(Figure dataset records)

## Start

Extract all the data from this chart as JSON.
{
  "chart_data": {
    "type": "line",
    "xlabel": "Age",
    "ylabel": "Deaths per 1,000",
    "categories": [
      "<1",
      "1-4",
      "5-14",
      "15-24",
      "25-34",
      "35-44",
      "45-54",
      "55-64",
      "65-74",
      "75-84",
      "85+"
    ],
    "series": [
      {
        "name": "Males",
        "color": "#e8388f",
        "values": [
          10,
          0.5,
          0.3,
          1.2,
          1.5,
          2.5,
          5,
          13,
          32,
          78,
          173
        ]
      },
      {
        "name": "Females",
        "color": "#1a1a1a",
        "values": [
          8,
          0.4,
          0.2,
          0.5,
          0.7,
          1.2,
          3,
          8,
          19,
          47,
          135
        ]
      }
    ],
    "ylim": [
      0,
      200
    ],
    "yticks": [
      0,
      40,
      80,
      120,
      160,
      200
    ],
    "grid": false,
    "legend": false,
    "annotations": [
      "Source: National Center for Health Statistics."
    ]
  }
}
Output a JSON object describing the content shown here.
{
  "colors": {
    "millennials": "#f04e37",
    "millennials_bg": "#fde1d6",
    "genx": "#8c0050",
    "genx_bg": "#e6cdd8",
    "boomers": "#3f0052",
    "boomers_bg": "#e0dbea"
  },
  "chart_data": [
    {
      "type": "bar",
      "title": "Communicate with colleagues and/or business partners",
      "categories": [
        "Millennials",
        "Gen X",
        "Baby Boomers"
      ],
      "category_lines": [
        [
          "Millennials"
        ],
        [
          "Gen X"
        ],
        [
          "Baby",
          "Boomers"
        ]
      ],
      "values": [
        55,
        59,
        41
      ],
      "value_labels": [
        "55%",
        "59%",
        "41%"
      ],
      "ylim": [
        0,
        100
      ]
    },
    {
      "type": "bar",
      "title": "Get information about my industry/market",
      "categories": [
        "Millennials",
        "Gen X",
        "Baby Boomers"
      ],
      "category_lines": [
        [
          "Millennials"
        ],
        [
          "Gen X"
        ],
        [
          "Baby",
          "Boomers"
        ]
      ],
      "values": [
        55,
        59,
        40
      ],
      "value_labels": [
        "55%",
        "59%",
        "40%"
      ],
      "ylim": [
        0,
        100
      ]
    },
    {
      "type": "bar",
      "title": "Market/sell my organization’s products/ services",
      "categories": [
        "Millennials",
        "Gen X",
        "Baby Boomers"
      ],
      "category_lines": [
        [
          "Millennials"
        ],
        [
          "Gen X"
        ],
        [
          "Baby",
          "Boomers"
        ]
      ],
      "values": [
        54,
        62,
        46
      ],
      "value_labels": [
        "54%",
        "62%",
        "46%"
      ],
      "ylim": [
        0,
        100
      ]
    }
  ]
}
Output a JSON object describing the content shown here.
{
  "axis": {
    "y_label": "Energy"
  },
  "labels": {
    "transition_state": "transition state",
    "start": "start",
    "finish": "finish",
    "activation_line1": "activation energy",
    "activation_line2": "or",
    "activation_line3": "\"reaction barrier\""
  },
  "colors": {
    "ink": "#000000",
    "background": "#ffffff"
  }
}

## End

YOUR GOAL — Copy out the whole listing exactly as written.

COMPLETED EXERCISE —
Extract all the data from this chart as JSON.
{
  "chart_data": {
    "type": "line",
    "xlabel": "Age",
    "ylabel": "Deaths per 1,000",
    "categories": [
      "<1",
      "1-4",
      "5-14",
      "15-24",
      "25-34",
      "35-44",
      "45-54",
      "55-64",
      "65-74",
      "75-84",
      "85+"
    ],
    "series": [
      {
        "name": "Males",
        "color": "#e8388f",
        "values": [
          10,
          0.5,
          0.3,
          1.2,
          1.5,
          2.5,
          5,
          13,
          32,
          78,
          173
        ]
      },
      {
        "name": "Females",
        "color": "#1a1a1a",
        "values": [
          8,
          0.4,
          0.2,
          0.5,
          0.7,
          1.2,
          3,
          8,
          19,
          47,
          135
        ]
      }
    ],
    "ylim": [
      0,
      200
    ],
    "yticks": [
      0,
      40,
      80,
      120,
      160,
      200
    ],
    "grid": false,
    "legend": false,
    "annotations": [
      "Source: National Center for Health Statistics."
    ]
  }
}
Output a JSON object describing the content shown here.
{
  "colors": {
    "millennials": "#f04e37",
    "millennials_bg": "#fde1d6",
    "genx": "#8c0050",
    "genx_bg": "#e6cdd8",
    "boomers": "#3f0052",
    "boomers_bg": "#e0dbea"
  },
  "chart_data": [
    {
      "type": "bar",
      "title": "Communicate with colleagues and/or business partners",
      "categories": [
        "Millennials",
        "Gen X",
        "Baby Boomers"
      ],
      "category_lines": [
        [
          "Millennials"
        ],
        [
          "Gen X"
        ],
        [
          "Baby",
          "Boomers"
        ]
      ],
      "values": [
        55,
        59,
        41
      ],
      "value_labels": [
        "55%",
        "59%",
        "41%"
      ],
      "ylim": [
        0,
        100
      ]
    },
    {
      "type": "bar",
      "title": "Get information about my industry/market",
      "categories": [
        "Millennials",
        "Gen X",
        "Baby Boomers"
      ],
      "category_lines": [
        [
          "Millennials"
        ],
        [
          "Gen X"
        ],
        [
          "Baby",
          "Boomers"
        ]
      ],
      "values": [
        55,
        59,
        40
      ],
      "value_labels": [
        "55%",
        "59%",
        "40%"
      ],
      "ylim": [
        0,
        100
      ]
    },
    {
      "type": "bar",
      "title": "Market/sell my organization’s products/ services",
      "categories": [
        "Millennials",
        "Gen X",
        "Baby Boomers"
      ],
      "category_lines": [
        [
          "Millennials"
        ],
        [
          "Gen X"
        ],
        [
          "Baby",
          "Boomers"
        ]
      ],
      "values": [
        54,
        62,
        46
      ],
      "value_labels": [
        "54%",
        "62%",
        "46%"
      ],
      "ylim": [
        0,
        100
      ]
    }
  ]
}
Output a JSON object describing the content shown here.
{
  "axis": {
    "y_label": "Energy"
  },
  "labels": {
    "transition_state": "transition state",
    "start": "start",
    "finish": "finish",
    "activation_line1": "activation energy",
    "activation_line2": "or",
    "activation_line3": "\"reaction barrier\""
  },
  "colors": {
    "ink": "#000000",
    "background": "#ffffff"
  }
}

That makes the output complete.